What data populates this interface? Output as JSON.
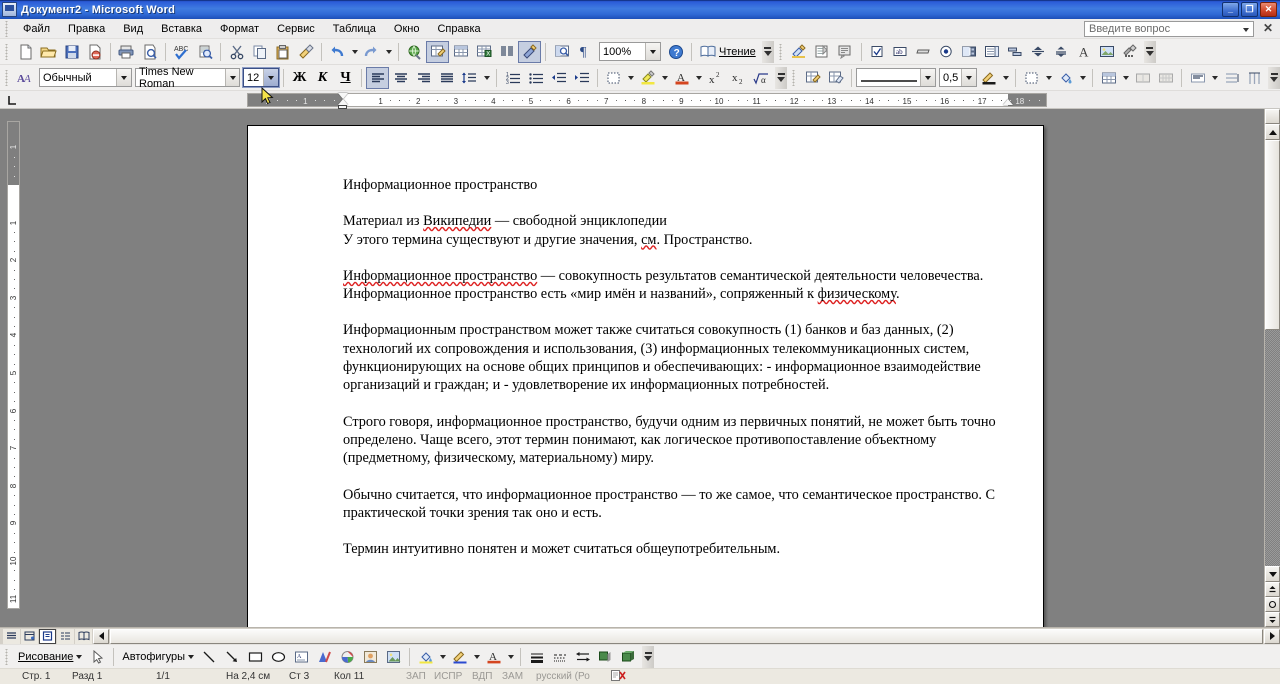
{
  "window": {
    "title": "Документ2 - Microsoft Word",
    "minimize": "_",
    "maximize": "❐",
    "close": "✕"
  },
  "menubar": {
    "items": [
      {
        "label": "Файл"
      },
      {
        "label": "Правка"
      },
      {
        "label": "Вид"
      },
      {
        "label": "Вставка"
      },
      {
        "label": "Формат"
      },
      {
        "label": "Сервис"
      },
      {
        "label": "Таблица"
      },
      {
        "label": "Окно"
      },
      {
        "label": "Справка"
      }
    ],
    "ask_placeholder": "Введите вопрос",
    "ask_close": "✕"
  },
  "standard_toolbar": {
    "zoom_value": "100%",
    "reading_label": "Чтение",
    "buttons": [
      "new-document",
      "open",
      "save",
      "permission",
      "print",
      "print-preview",
      "spelling",
      "research",
      "cut",
      "copy",
      "paste",
      "format-painter",
      "undo",
      "redo",
      "insert-hyperlink",
      "tables-and-borders",
      "insert-table",
      "insert-excel-spreadsheet",
      "columns",
      "drawing",
      "document-map",
      "show-formatting-marks",
      "zoom",
      "help"
    ]
  },
  "controls_toolbar": {
    "buttons": [
      "design-mode",
      "properties",
      "view-code",
      "checkbox-control",
      "textbox-control",
      "command-button",
      "option-button",
      "combobox-control",
      "listbox-control",
      "toggle-button",
      "spin-button",
      "scrollbar-control",
      "label-control",
      "image-control",
      "more-controls"
    ]
  },
  "formatting_toolbar": {
    "style_value": "Обычный",
    "font_value": "Times New Roman",
    "size_value": "12",
    "bold_label": "Ж",
    "italic_label": "К",
    "underline_label": "Ч",
    "line_weight": "0,5",
    "buttons": [
      "styles-and-formatting",
      "align-left",
      "align-center",
      "align-right",
      "justify",
      "line-spacing",
      "numbering",
      "bullets",
      "decrease-indent",
      "increase-indent",
      "outside-border",
      "highlight",
      "font-color",
      "superscript",
      "subscript",
      "equation"
    ]
  },
  "tables_toolbar": {
    "buttons": [
      "draw-table",
      "eraser",
      "line-style",
      "line-weight",
      "border-color",
      "borders",
      "shading-color",
      "insert-table",
      "merge-cells",
      "split-cells",
      "align-top-left",
      "distribute-rows",
      "distribute-columns"
    ]
  },
  "ruler": {
    "horizontal_ticks": [
      "2",
      "1",
      "1",
      "2",
      "3",
      "4",
      "5",
      "6",
      "7",
      "8",
      "9",
      "10",
      "11",
      "12",
      "13",
      "14",
      "15",
      "16",
      "17",
      "18"
    ],
    "vertical_ticks": [
      "1",
      "1",
      "2",
      "3",
      "4",
      "5",
      "6",
      "7",
      "8",
      "9",
      "10",
      "11"
    ]
  },
  "document": {
    "heading": "Информационное пространство",
    "paragraphs": [
      {
        "lines": [
          "Материал из Википедии — свободной энциклопедии",
          "У этого термина существуют и другие значения, см. Пространство."
        ]
      },
      {
        "lines": [
          "Информационное пространство — совокупность результатов семантической деятельности",
          "человечества. Информационное пространство есть «мир имён и названий», сопряженный к",
          "физическому."
        ]
      },
      {
        "lines": [
          "Информационным пространством может также считаться совокупность (1) банков и баз",
          "данных, (2) технологий их сопровождения и использования, (3) информационных",
          "телекоммуникационных систем, функционирующих на основе общих принципов и",
          "обеспечивающих: - информационное взаимодействие организаций и граждан; и -",
          "удовлетворение их информационных потребностей."
        ]
      },
      {
        "lines": [
          "Строго говоря, информационное пространство, будучи одним из первичных понятий, не может",
          "быть точно определено. Чаще всего, этот термин понимают, как логическое",
          "противопоставление объектному (предметному, физическому, материальному) миру."
        ]
      },
      {
        "lines": [
          "Обычно считается, что информационное пространство — то же самое, что семантическое",
          "пространство. С практической точки зрения так оно и есть."
        ]
      },
      {
        "lines": [
          "Термин интуитивно понятен и может считаться общеупотребительным."
        ]
      }
    ]
  },
  "view_buttons": {
    "items": [
      "normal-view",
      "web-layout-view",
      "print-layout-view",
      "outline-view",
      "reading-layout-view"
    ],
    "active_index": 2
  },
  "drawing_toolbar": {
    "draw_label": "Рисование",
    "autoshapes_label": "Автофигуры",
    "buttons": [
      "select-objects",
      "line",
      "arrow",
      "rectangle",
      "oval",
      "text-box",
      "wordart",
      "diagram",
      "clip-art",
      "picture",
      "fill-color",
      "line-color",
      "font-color",
      "line-style",
      "dash-style",
      "arrow-style",
      "shadow-style",
      "3d-style"
    ]
  },
  "statusbar": {
    "page": "Стр. 1",
    "section": "Разд 1",
    "pages": "1/1",
    "position": "На 2,4 см",
    "line": "Ст 3",
    "column": "Кол 11",
    "rec": "ЗАП",
    "trk": "ИСПР",
    "ext": "ВДП",
    "ovr": "ЗАМ",
    "language": "русский (Ро",
    "spell_icon": "spelling-status-icon"
  },
  "colors": {
    "title_start": "#0a246a",
    "title_end": "#1c4fb8",
    "toolbar_bg": "#f1f0ef",
    "desktop": "#808080",
    "page_bg": "#ffffff",
    "spellcheck": "#dd2222",
    "accent": "#6a7ba8"
  }
}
++++++
> _What is asked_:
All of the entries need to be transcribed word for word; pictures are left out.

> _Result below_:
What data populates this interface? Output as JSON.
{
  "window": {
    "title": "Документ2 - Microsoft Word",
    "minimize": "_",
    "maximize": "❐",
    "close": "✕"
  },
  "menubar": {
    "items": [
      {
        "label": "Файл"
      },
      {
        "label": "Правка"
      },
      {
        "label": "Вид"
      },
      {
        "label": "Вставка"
      },
      {
        "label": "Формат"
      },
      {
        "label": "Сервис"
      },
      {
        "label": "Таблица"
      },
      {
        "label": "Окно"
      },
      {
        "label": "Справка"
      }
    ],
    "ask_placeholder": "Введите вопрос",
    "ask_close": "✕"
  },
  "standard_toolbar": {
    "zoom_value": "100%",
    "reading_label": "Чтение",
    "buttons": [
      "new-document",
      "open",
      "save",
      "permission",
      "print",
      "print-preview",
      "spelling",
      "research",
      "cut",
      "copy",
      "paste",
      "format-painter",
      "undo",
      "redo",
      "insert-hyperlink",
      "tables-and-borders",
      "insert-table",
      "insert-excel-spreadsheet",
      "columns",
      "drawing",
      "document-map",
      "show-formatting-marks",
      "zoom",
      "help"
    ]
  },
  "controls_toolbar": {
    "buttons": [
      "design-mode",
      "properties",
      "view-code",
      "checkbox-control",
      "textbox-control",
      "command-button",
      "option-button",
      "combobox-control",
      "listbox-control",
      "toggle-button",
      "spin-button",
      "scrollbar-control",
      "label-control",
      "image-control",
      "more-controls"
    ]
  },
  "formatting_toolbar": {
    "style_value": "Обычный",
    "font_value": "Times New Roman",
    "size_value": "12",
    "bold_label": "Ж",
    "italic_label": "К",
    "underline_label": "Ч",
    "line_weight": "0,5",
    "buttons": [
      "styles-and-formatting",
      "align-left",
      "align-center",
      "align-right",
      "justify",
      "line-spacing",
      "numbering",
      "bullets",
      "decrease-indent",
      "increase-indent",
      "outside-border",
      "highlight",
      "font-color",
      "superscript",
      "subscript",
      "equation"
    ]
  },
  "tables_toolbar": {
    "buttons": [
      "draw-table",
      "eraser",
      "line-style",
      "line-weight",
      "border-color",
      "borders",
      "shading-color",
      "insert-table",
      "merge-cells",
      "split-cells",
      "align-top-left",
      "distribute-rows",
      "distribute-columns"
    ]
  },
  "ruler": {
    "horizontal_ticks": [
      "2",
      "1",
      "1",
      "2",
      "3",
      "4",
      "5",
      "6",
      "7",
      "8",
      "9",
      "10",
      "11",
      "12",
      "13",
      "14",
      "15",
      "16",
      "17",
      "18"
    ],
    "vertical_ticks": [
      "1",
      "1",
      "2",
      "3",
      "4",
      "5",
      "6",
      "7",
      "8",
      "9",
      "10",
      "11"
    ]
  },
  "document": {
    "heading": "Информационное пространство",
    "paragraphs": [
      {
        "lines": [
          "Материал из Википедии — свободной энциклопедии",
          "У этого термина существуют и другие значения, см. Пространство."
        ]
      },
      {
        "lines": [
          "Информационное пространство — совокупность результатов семантической деятельности",
          "человечества. Информационное пространство есть «мир имён и названий», сопряженный к",
          "физическому."
        ]
      },
      {
        "lines": [
          "Информационным пространством может также считаться совокупность (1) банков и баз",
          "данных, (2) технологий их сопровождения и использования, (3) информационных",
          "телекоммуникационных систем, функционирующих на основе общих принципов и",
          "обеспечивающих: - информационное взаимодействие организаций и граждан; и -",
          "удовлетворение их информационных потребностей."
        ]
      },
      {
        "lines": [
          "Строго говоря, информационное пространство, будучи одним из первичных понятий, не может",
          "быть точно определено. Чаще всего, этот термин понимают, как логическое",
          "противопоставление объектному (предметному, физическому, материальному) миру."
        ]
      },
      {
        "lines": [
          "Обычно считается, что информационное пространство — то же самое, что семантическое",
          "пространство. С практической точки зрения так оно и есть."
        ]
      },
      {
        "lines": [
          "Термин интуитивно понятен и может считаться общеупотребительным."
        ]
      }
    ]
  },
  "view_buttons": {
    "items": [
      "normal-view",
      "web-layout-view",
      "print-layout-view",
      "outline-view",
      "reading-layout-view"
    ],
    "active_index": 2
  },
  "drawing_toolbar": {
    "draw_label": "Рисование",
    "autoshapes_label": "Автофигуры",
    "buttons": [
      "select-objects",
      "line",
      "arrow",
      "rectangle",
      "oval",
      "text-box",
      "wordart",
      "diagram",
      "clip-art",
      "picture",
      "fill-color",
      "line-color",
      "font-color",
      "line-style",
      "dash-style",
      "arrow-style",
      "shadow-style",
      "3d-style"
    ]
  },
  "statusbar": {
    "page": "Стр. 1",
    "section": "Разд 1",
    "pages": "1/1",
    "position": "На 2,4 см",
    "line": "Ст 3",
    "column": "Кол 11",
    "rec": "ЗАП",
    "trk": "ИСПР",
    "ext": "ВДП",
    "ovr": "ЗАМ",
    "language": "русский (Ро",
    "spell_icon": "spelling-status-icon"
  },
  "colors": {
    "title_start": "#0a246a",
    "title_end": "#1c4fb8",
    "toolbar_bg": "#f1f0ef",
    "desktop": "#808080",
    "page_bg": "#ffffff",
    "spellcheck": "#dd2222",
    "accent": "#6a7ba8"
  }
}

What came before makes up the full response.